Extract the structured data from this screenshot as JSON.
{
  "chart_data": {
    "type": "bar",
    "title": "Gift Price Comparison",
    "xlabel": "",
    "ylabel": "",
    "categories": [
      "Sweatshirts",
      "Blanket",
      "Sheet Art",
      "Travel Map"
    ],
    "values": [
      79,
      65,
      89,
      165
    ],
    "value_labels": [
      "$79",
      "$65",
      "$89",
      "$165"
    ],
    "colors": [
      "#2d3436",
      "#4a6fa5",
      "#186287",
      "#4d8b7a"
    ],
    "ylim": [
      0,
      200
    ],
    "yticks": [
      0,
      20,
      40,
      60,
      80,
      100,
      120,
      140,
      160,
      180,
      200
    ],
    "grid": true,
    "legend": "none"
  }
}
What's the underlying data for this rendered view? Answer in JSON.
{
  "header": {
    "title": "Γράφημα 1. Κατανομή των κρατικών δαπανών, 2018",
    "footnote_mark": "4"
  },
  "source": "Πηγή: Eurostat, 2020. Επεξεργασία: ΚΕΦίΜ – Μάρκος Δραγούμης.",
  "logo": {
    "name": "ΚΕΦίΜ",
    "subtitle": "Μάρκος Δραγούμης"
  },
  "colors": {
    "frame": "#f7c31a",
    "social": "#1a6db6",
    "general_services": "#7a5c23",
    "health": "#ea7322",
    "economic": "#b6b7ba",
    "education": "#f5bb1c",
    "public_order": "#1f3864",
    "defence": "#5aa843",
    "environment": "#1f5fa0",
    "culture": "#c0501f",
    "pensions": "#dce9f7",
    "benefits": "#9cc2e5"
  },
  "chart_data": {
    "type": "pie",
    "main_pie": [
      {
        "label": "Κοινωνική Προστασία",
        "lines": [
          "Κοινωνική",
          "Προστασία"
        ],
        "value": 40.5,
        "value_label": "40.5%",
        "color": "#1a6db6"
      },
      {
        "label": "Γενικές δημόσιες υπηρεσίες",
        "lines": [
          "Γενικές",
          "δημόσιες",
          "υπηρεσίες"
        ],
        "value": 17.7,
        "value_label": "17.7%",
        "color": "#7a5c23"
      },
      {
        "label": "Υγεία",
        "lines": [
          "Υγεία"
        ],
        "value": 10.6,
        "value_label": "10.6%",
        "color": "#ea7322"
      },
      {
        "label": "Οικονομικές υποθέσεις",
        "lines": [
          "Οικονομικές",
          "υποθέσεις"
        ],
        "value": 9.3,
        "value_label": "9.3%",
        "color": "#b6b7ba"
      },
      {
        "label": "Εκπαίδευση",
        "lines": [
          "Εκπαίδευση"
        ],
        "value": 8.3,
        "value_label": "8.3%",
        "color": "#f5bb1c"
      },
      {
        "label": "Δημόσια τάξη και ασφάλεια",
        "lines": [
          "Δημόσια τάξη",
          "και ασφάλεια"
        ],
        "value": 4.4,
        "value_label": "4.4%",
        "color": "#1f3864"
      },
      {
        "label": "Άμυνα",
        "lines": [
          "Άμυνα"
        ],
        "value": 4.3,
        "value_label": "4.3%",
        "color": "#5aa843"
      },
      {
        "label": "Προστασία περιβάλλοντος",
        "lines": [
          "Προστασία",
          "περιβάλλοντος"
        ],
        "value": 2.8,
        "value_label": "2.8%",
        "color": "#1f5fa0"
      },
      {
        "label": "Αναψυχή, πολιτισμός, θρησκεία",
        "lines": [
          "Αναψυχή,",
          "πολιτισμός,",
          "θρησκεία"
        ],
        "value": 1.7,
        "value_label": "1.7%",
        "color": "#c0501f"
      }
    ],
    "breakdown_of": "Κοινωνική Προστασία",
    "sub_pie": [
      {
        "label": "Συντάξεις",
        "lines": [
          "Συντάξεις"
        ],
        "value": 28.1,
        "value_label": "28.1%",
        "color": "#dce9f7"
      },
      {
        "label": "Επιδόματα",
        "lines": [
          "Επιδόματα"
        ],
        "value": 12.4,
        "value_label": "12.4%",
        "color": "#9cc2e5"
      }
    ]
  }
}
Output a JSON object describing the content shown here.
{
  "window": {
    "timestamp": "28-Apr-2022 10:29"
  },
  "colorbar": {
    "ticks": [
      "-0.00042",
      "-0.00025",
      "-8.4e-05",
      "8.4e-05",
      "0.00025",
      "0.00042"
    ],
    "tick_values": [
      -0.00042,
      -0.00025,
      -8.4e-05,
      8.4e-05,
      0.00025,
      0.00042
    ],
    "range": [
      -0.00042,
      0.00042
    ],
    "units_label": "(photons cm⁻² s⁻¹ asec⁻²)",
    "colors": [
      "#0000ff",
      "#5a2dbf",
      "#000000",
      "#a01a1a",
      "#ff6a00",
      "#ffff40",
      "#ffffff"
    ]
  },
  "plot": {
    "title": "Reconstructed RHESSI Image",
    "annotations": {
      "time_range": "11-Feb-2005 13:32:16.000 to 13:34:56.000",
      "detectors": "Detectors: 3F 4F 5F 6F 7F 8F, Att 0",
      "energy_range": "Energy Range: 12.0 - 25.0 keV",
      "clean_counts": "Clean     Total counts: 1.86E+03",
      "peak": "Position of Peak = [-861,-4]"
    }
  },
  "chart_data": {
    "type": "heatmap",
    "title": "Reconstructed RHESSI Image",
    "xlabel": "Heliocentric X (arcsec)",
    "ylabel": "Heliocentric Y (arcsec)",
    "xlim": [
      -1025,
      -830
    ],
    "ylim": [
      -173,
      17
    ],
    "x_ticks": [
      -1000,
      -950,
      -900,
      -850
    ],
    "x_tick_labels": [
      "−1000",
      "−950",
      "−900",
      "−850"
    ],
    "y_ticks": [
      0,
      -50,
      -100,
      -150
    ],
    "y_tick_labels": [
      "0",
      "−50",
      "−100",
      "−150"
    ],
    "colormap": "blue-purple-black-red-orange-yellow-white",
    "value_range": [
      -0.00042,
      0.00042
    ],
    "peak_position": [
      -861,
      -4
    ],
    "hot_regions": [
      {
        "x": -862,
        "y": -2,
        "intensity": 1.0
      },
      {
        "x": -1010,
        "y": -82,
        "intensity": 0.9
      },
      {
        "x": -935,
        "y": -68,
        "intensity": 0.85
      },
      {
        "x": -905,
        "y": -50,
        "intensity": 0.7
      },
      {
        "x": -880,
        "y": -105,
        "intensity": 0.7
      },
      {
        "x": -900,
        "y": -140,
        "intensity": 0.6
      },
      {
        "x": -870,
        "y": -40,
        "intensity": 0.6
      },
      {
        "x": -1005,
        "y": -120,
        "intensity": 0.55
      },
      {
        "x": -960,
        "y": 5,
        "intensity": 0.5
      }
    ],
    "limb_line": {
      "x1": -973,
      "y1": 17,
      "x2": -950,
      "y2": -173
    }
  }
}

__________________________________________________

## [Stated exercise]
Go through the material above and copy each line that has the word "Προστασία".

## [Solved problem]
        "label": "Κοινωνική Προστασία",
          "Προστασία"
        "label": "Προστασία περιβάλλοντος",
          "Προστασία",
    "breakdown_of": "Κοινωνική Προστασία",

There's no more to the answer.